## What the task requires
Wherever a line in the data below holds "Microsoft", copy that line.

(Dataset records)
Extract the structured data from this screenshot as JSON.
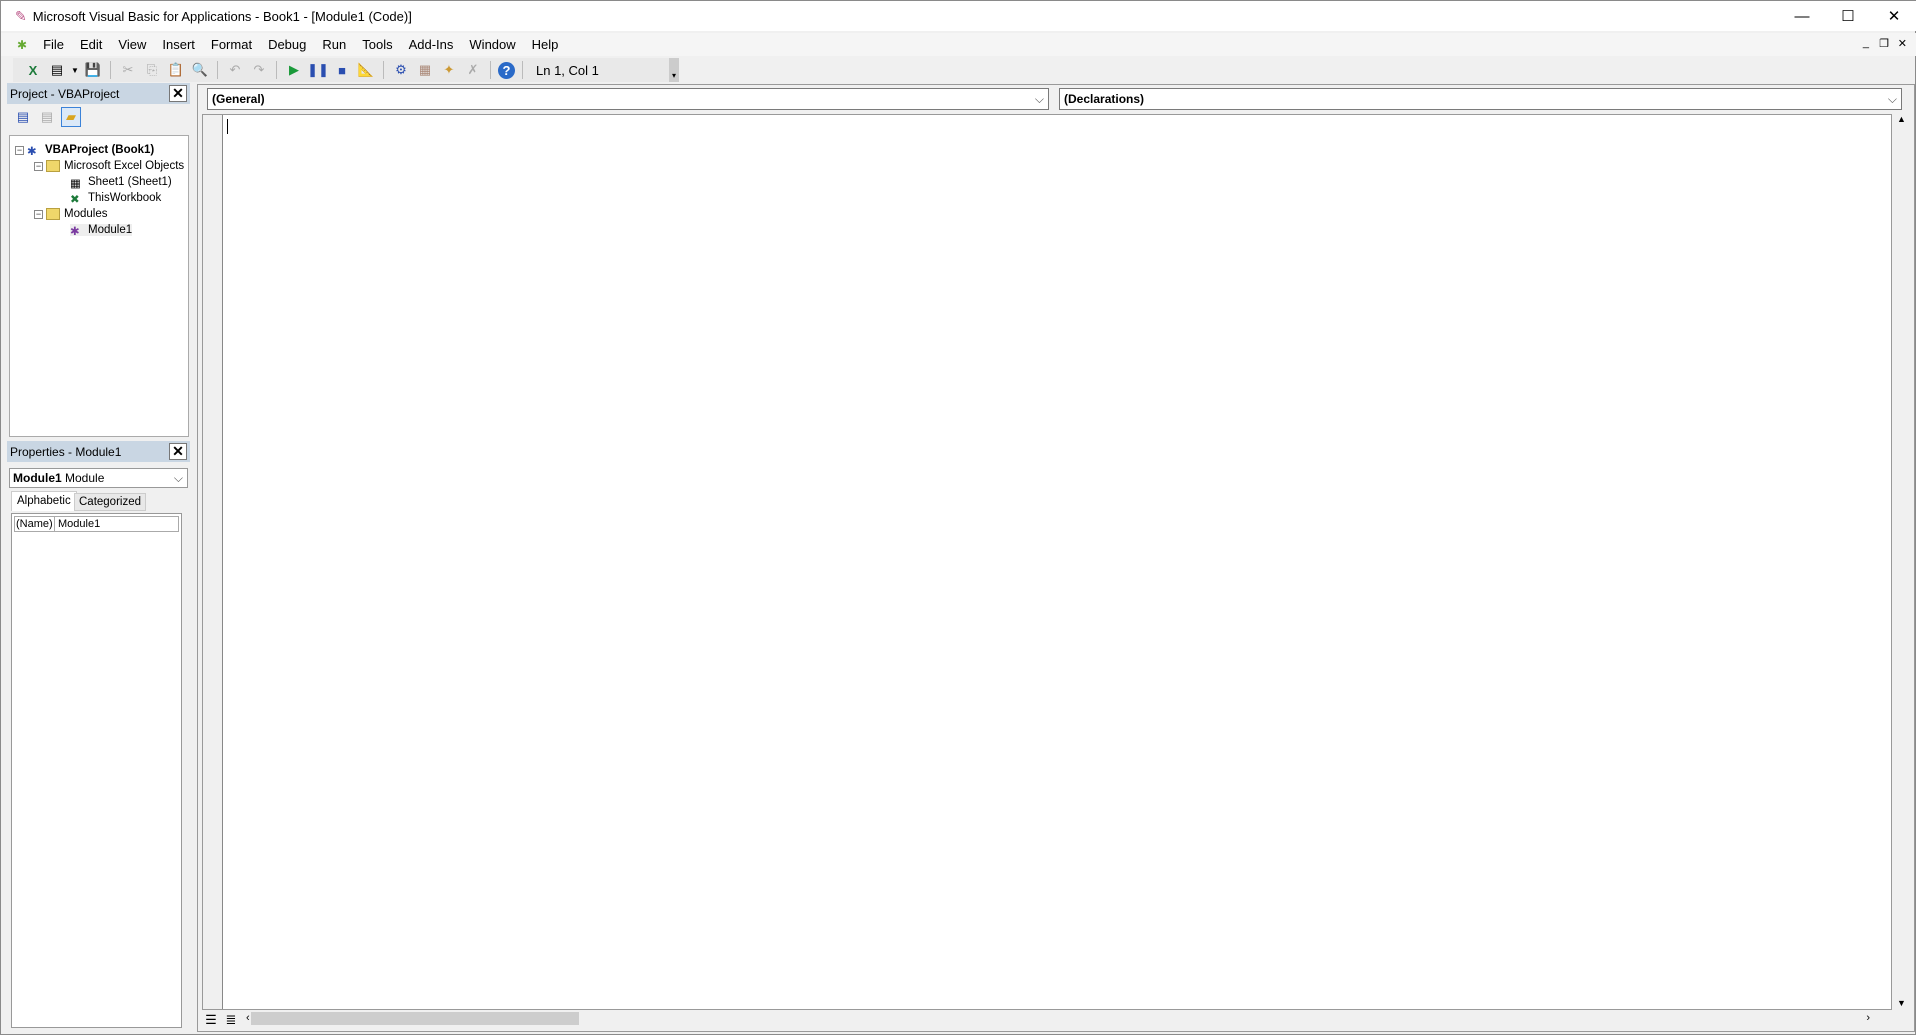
{
  "window": {
    "title": "Microsoft Visual Basic for Applications - Book1 - [Module1 (Code)]"
  },
  "menu": [
    "File",
    "Edit",
    "View",
    "Insert",
    "Format",
    "Debug",
    "Run",
    "Tools",
    "Add-Ins",
    "Window",
    "Help"
  ],
  "toolbar": {
    "position": "Ln 1, Col 1"
  },
  "project": {
    "title": "Project - VBAProject",
    "root": "VBAProject (Book1)",
    "excel_objects": "Microsoft Excel Objects",
    "sheet1": "Sheet1 (Sheet1)",
    "workbook": "ThisWorkbook",
    "modules": "Modules",
    "module1": "Module1"
  },
  "properties": {
    "title": "Properties - Module1",
    "object_name": "Module1",
    "object_type": "Module",
    "tabs": [
      "Alphabetic",
      "Categorized"
    ],
    "rows": [
      {
        "name": "(Name)",
        "value": "Module1"
      }
    ]
  },
  "code": {
    "object_combo": "(General)",
    "proc_combo": "(Declarations)"
  }
}
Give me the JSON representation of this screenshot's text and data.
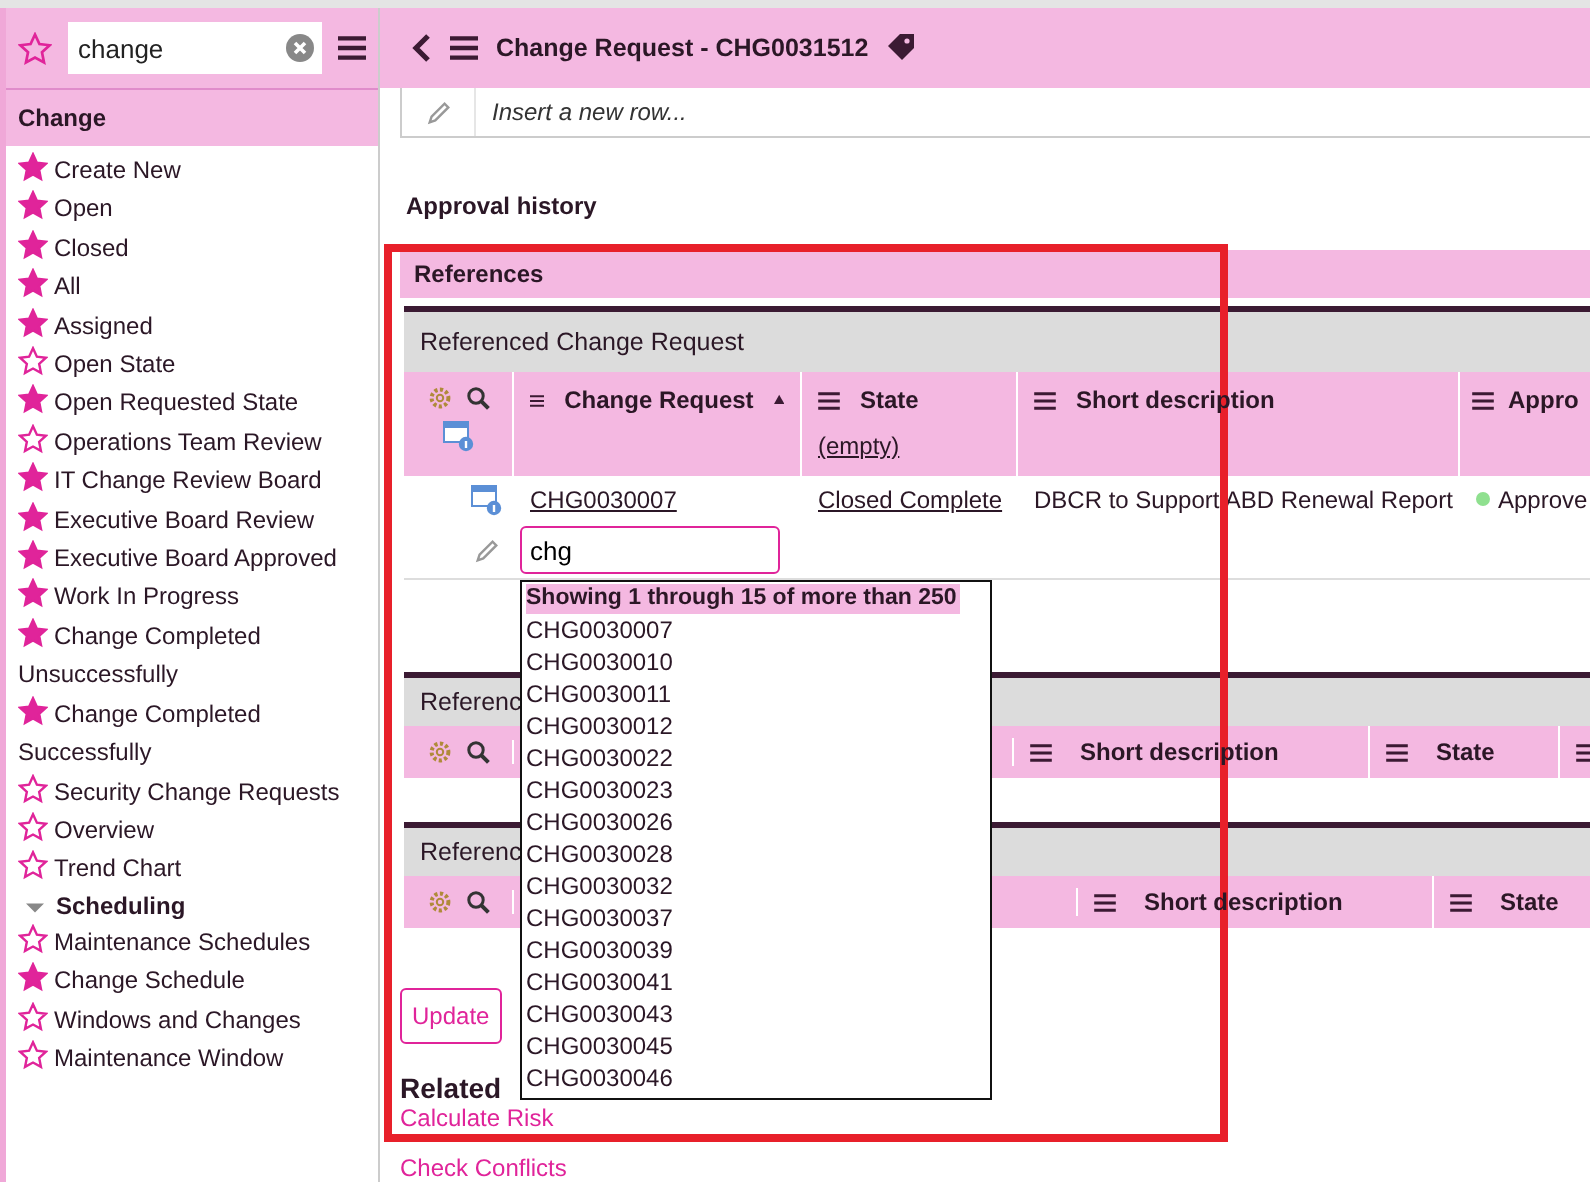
{
  "sidebar": {
    "search": {
      "value": "change"
    },
    "section_title": "Change",
    "items": [
      {
        "label": "Create New",
        "favorite": true
      },
      {
        "label": "Open",
        "favorite": true
      },
      {
        "label": "Closed",
        "favorite": true
      },
      {
        "label": "All",
        "favorite": true
      },
      {
        "label": "Assigned",
        "favorite": true
      },
      {
        "label": "Open State",
        "favorite": false
      },
      {
        "label": "Open Requested State",
        "favorite": true
      },
      {
        "label": "Operations Team Review",
        "favorite": false
      },
      {
        "label": "IT Change Review Board",
        "favorite": true
      },
      {
        "label": "Executive Board Review",
        "favorite": true
      },
      {
        "label": "Executive Board Approved",
        "favorite": true
      },
      {
        "label": "Work In Progress",
        "favorite": true
      },
      {
        "label": "Change Completed Unsuccessfully",
        "favorite": true
      },
      {
        "label": "Change Completed Successfully",
        "favorite": true
      },
      {
        "label": "Security Change Requests",
        "favorite": false
      },
      {
        "label": "Overview",
        "favorite": false
      },
      {
        "label": "Trend Chart",
        "favorite": false
      }
    ],
    "groups": [
      {
        "label": "Scheduling",
        "expanded": true,
        "children": [
          {
            "label": "Maintenance Schedules",
            "favorite": false
          },
          {
            "label": "Change Schedule",
            "favorite": true
          },
          {
            "label": "Windows and Changes",
            "favorite": false
          },
          {
            "label": "Maintenance Window",
            "favorite": false
          }
        ]
      }
    ]
  },
  "header": {
    "title": "Change Request - CHG0031512"
  },
  "insert_row": {
    "placeholder": "Insert a new row..."
  },
  "approval_history": {
    "title": "Approval history"
  },
  "references": {
    "title": "References",
    "main_table": {
      "title": "Referenced Change Request",
      "columns": [
        {
          "label": "Change Request",
          "sorted_ascending": true
        },
        {
          "label": "State",
          "filter": "(empty)"
        },
        {
          "label": "Short description"
        },
        {
          "label": "Appro"
        }
      ],
      "rows": [
        {
          "cells": [
            "CHG0030007",
            "Closed Complete",
            "DBCR to Support ABD Renewal Report",
            "Approve"
          ],
          "color": "#8fe08f"
        }
      ],
      "edit_row": {
        "value": "chg"
      }
    },
    "lookup": {
      "summary": "Showing 1 through 15 of more than 250",
      "options": [
        "CHG0030007",
        "CHG0030010",
        "CHG0030011",
        "CHG0030012",
        "CHG0030022",
        "CHG0030023",
        "CHG0030026",
        "CHG0030028",
        "CHG0030032",
        "CHG0030037",
        "CHG0030039",
        "CHG0030041",
        "CHG0030043",
        "CHG0030045",
        "CHG0030046"
      ]
    },
    "other_tables": [
      {
        "title": "Referenc",
        "columns": [
          "Short description",
          "State"
        ]
      },
      {
        "title": "Referenc",
        "columns": [
          "Short description",
          "State"
        ]
      }
    ]
  },
  "update_button": "Update",
  "related": {
    "title": "Related",
    "links": [
      "Calculate Risk",
      "Check Conflicts"
    ]
  }
}
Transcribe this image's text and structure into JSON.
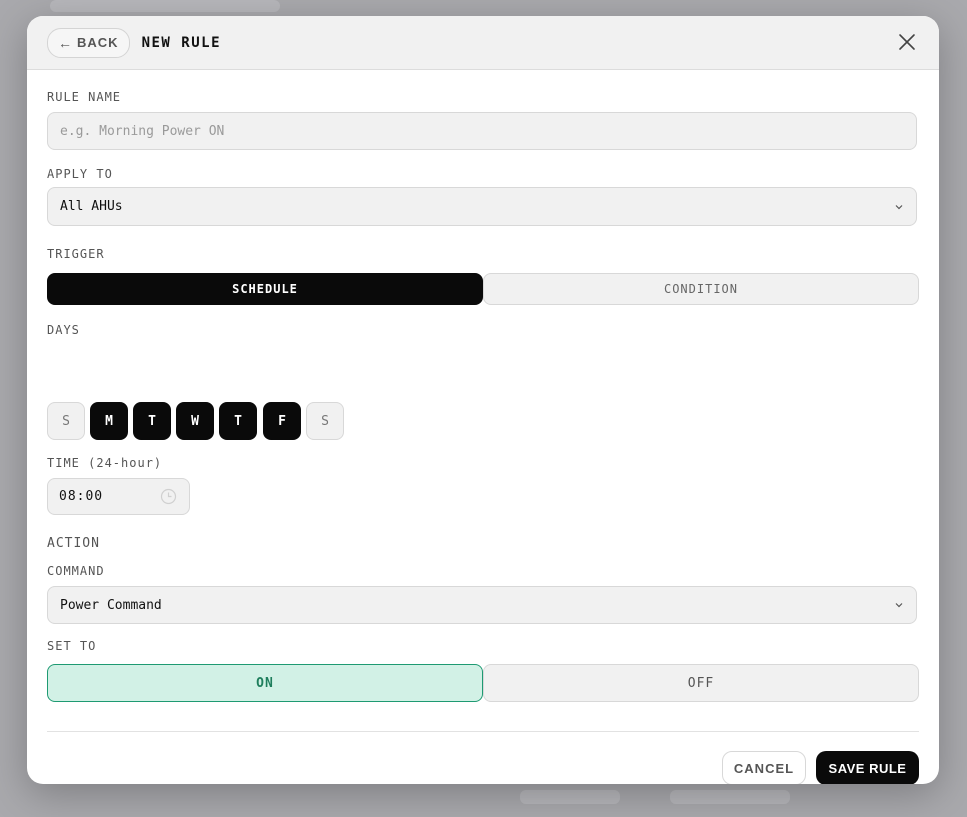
{
  "header": {
    "back_arrow": "←",
    "back_label": "BACK",
    "title": "NEW RULE"
  },
  "rule_name": {
    "label": "RULE NAME",
    "value": "",
    "placeholder": "e.g. Morning Power ON"
  },
  "apply_to": {
    "label": "APPLY TO",
    "selected": "All AHUs"
  },
  "trigger": {
    "label": "TRIGGER",
    "options": [
      "SCHEDULE",
      "CONDITION"
    ],
    "selected": "SCHEDULE"
  },
  "days": {
    "label": "DAYS",
    "items": [
      {
        "letter": "S",
        "selected": false
      },
      {
        "letter": "M",
        "selected": true
      },
      {
        "letter": "T",
        "selected": true
      },
      {
        "letter": "W",
        "selected": true
      },
      {
        "letter": "T",
        "selected": true
      },
      {
        "letter": "F",
        "selected": true
      },
      {
        "letter": "S",
        "selected": false
      }
    ]
  },
  "time": {
    "label": "TIME (24-hour)",
    "value": "08:00"
  },
  "action": {
    "label": "ACTION",
    "command_label": "COMMAND",
    "command_selected": "Power Command",
    "set_to_label": "SET TO",
    "set_to_options": [
      "ON",
      "OFF"
    ],
    "set_to_selected": "ON"
  },
  "footer": {
    "cancel_label": "CANCEL",
    "save_label": "SAVE RULE"
  },
  "colors": {
    "accent": "#0a0a0a",
    "on_bg": "#d2f1e6",
    "on_border": "#1e9a72",
    "on_text": "#1e7e5c"
  },
  "icons": {
    "close": "close-icon",
    "chevron": "chevron-down-icon",
    "clock": "clock-icon"
  }
}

## Reply
    "title": "Microsoft Visual Basic for Applications - Book1 - [Module1 (Code)]"
    "excel_objects": "Microsoft Excel Objects",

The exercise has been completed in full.